(Records from a data source)
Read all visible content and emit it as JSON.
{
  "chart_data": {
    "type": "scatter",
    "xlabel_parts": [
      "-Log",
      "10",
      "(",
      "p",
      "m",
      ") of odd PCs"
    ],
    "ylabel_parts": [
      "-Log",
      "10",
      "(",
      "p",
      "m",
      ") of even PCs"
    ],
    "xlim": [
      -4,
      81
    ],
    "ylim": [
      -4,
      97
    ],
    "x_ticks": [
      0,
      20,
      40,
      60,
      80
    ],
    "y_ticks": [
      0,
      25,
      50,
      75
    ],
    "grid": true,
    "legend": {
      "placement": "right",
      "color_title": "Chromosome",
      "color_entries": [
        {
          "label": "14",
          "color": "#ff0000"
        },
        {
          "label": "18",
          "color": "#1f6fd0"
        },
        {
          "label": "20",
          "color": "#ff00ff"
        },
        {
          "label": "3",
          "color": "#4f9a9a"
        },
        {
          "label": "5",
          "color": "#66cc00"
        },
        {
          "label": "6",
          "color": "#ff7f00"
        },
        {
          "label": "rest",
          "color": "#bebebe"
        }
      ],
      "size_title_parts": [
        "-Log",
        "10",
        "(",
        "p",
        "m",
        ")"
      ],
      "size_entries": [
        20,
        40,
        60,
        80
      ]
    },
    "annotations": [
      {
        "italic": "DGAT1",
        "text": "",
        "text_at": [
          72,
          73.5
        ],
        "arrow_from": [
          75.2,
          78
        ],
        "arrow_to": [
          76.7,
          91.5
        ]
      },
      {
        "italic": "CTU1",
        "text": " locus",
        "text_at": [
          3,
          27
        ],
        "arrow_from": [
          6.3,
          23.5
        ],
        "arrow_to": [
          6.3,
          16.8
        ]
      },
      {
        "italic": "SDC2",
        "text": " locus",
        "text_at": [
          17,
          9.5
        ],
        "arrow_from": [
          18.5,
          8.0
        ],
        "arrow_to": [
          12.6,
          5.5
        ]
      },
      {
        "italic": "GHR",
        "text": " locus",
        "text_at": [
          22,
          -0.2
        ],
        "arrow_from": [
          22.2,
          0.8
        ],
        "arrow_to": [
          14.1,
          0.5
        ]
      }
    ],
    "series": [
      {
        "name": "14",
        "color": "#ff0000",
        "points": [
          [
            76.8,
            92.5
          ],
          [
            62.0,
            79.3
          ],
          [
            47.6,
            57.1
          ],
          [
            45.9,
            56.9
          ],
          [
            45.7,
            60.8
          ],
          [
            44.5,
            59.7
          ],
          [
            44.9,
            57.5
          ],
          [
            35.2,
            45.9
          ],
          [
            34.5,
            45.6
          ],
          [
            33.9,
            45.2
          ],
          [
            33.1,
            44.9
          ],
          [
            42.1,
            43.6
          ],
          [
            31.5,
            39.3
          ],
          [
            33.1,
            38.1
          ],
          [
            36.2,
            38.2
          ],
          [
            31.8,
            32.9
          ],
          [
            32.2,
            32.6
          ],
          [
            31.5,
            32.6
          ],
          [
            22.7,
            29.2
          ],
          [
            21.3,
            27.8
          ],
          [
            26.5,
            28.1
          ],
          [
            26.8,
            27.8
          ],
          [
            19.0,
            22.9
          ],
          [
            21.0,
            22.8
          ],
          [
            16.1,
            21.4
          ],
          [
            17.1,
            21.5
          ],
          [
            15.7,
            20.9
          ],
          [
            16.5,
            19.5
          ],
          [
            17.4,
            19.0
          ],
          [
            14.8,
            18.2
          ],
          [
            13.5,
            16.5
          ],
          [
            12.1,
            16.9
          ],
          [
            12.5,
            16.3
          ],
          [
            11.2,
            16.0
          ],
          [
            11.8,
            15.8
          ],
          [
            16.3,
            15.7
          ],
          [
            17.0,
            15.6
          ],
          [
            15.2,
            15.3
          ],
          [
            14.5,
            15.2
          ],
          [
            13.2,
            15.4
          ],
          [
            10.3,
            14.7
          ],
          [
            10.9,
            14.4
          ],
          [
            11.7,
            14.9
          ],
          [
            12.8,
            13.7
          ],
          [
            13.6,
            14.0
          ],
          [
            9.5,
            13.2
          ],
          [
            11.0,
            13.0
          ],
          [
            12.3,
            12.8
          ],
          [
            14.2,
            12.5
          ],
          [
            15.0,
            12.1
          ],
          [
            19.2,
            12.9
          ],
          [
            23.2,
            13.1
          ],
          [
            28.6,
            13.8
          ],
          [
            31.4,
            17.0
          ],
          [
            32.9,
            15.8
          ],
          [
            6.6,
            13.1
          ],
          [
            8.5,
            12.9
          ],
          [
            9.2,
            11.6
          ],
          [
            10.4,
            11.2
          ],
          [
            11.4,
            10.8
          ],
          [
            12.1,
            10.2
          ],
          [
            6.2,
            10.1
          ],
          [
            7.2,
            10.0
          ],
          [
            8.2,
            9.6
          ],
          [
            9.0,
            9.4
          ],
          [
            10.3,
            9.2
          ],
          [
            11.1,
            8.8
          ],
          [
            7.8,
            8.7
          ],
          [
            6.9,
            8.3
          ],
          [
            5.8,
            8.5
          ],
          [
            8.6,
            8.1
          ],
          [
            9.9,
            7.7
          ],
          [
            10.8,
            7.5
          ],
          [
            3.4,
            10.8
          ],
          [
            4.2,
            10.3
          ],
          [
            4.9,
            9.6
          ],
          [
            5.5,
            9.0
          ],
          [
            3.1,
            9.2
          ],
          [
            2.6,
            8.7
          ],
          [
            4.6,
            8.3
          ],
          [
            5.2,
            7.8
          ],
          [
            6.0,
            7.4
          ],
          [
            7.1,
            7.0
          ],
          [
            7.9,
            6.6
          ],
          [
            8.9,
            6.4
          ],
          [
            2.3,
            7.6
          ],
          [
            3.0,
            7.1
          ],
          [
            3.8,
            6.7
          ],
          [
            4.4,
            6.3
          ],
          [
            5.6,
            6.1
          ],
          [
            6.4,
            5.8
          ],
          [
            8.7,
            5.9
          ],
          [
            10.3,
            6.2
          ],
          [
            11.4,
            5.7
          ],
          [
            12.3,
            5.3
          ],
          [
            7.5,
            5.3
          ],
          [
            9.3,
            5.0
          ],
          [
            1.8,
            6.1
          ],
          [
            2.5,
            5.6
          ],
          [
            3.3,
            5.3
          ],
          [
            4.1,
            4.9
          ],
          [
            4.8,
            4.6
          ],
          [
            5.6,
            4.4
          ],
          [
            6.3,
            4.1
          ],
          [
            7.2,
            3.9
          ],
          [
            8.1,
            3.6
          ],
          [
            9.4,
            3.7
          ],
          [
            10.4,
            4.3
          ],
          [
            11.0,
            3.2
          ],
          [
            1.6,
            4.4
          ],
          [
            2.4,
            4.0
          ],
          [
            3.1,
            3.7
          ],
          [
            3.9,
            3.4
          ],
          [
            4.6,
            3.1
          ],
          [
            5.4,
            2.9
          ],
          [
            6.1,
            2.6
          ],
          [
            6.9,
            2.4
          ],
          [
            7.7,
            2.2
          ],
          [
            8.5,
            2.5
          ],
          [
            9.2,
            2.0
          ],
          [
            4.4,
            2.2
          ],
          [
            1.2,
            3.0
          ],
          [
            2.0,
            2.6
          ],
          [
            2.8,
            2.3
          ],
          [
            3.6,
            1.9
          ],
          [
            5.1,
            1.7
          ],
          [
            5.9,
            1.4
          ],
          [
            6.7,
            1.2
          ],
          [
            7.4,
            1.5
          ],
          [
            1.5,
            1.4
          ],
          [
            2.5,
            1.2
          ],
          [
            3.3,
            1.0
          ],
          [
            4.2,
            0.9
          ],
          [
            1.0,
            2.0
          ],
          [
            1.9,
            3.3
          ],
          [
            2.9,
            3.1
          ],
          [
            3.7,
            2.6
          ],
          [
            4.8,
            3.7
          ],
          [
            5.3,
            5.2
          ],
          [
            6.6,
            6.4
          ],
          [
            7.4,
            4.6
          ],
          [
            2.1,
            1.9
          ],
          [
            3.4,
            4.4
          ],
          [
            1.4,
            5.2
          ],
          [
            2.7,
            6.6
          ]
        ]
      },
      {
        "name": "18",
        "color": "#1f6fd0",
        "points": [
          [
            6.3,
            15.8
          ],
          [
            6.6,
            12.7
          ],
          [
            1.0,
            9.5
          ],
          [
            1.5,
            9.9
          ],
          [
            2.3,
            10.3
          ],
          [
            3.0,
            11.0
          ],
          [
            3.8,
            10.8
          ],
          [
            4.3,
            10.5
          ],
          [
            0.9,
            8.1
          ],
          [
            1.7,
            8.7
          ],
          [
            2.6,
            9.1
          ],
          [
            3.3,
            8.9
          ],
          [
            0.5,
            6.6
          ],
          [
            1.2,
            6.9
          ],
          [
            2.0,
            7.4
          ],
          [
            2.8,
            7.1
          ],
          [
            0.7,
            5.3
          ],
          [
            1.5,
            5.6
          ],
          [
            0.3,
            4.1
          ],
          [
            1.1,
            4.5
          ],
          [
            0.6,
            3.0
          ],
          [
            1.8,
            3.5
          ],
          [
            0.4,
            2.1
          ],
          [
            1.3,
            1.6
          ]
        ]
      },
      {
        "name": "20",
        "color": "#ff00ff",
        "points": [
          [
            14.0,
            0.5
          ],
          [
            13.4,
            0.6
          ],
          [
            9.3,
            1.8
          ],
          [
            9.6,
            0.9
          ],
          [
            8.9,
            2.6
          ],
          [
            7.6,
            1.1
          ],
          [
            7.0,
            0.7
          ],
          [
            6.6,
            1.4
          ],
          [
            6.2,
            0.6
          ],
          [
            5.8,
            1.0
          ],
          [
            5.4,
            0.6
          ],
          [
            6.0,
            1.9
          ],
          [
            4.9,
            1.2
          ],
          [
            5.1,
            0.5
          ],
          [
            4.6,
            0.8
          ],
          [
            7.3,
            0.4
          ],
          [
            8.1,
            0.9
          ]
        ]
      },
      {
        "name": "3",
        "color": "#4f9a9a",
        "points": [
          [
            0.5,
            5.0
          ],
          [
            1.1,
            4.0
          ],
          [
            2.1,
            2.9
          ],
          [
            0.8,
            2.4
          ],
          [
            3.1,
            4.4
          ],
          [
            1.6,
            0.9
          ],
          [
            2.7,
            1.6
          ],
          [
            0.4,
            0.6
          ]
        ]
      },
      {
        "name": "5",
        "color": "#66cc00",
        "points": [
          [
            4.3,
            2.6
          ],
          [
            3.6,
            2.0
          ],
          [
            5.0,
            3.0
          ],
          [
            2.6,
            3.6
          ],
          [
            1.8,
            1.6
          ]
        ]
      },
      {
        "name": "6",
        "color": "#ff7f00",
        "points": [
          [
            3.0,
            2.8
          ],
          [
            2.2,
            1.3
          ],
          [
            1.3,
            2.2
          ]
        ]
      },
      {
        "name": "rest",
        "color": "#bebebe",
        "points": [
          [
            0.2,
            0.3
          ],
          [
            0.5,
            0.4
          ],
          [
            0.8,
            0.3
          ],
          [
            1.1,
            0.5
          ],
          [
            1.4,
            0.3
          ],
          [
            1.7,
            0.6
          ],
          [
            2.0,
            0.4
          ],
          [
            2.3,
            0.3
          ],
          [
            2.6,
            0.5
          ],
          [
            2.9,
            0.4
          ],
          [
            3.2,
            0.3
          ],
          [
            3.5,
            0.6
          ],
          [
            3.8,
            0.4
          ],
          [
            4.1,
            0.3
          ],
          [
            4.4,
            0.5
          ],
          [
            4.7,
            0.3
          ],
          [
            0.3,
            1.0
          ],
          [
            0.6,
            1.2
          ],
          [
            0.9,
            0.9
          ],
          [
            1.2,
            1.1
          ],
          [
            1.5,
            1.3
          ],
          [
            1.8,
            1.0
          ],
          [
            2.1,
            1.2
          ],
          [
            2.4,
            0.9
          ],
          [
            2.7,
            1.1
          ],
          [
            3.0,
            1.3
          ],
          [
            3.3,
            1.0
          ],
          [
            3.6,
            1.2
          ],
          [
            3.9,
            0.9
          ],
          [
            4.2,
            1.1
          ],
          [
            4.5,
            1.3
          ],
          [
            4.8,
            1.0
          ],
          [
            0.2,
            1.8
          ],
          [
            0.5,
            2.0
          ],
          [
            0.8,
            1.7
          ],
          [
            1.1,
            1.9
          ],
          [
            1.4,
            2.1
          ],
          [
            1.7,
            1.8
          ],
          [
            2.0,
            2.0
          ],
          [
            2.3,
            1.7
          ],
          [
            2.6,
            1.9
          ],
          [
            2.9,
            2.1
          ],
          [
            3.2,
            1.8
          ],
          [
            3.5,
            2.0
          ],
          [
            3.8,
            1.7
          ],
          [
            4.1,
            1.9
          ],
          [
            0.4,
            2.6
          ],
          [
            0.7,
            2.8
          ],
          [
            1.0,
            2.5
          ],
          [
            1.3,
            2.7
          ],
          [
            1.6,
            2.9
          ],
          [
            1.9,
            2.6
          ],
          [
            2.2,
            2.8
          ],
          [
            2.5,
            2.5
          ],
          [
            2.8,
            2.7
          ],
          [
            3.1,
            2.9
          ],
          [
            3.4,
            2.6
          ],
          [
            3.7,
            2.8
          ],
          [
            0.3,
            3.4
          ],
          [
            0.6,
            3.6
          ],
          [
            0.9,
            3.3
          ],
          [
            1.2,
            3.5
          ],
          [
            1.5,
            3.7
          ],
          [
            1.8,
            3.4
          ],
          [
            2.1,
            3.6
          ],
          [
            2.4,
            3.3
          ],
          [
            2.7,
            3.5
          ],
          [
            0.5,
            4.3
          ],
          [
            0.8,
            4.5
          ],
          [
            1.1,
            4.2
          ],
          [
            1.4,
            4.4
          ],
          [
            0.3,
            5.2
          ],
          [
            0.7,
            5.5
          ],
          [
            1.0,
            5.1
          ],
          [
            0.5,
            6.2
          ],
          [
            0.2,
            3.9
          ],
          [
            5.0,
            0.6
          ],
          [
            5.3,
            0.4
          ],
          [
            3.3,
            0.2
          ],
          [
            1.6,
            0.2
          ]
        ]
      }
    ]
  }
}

Problem details » Extract from the material all lines containing the string "name".

Result below »
        "name": "14",
        "name": "18",
        "name": "20",
        "name": "3",
        "name": "5",
        "name": "6",
        "name": "rest",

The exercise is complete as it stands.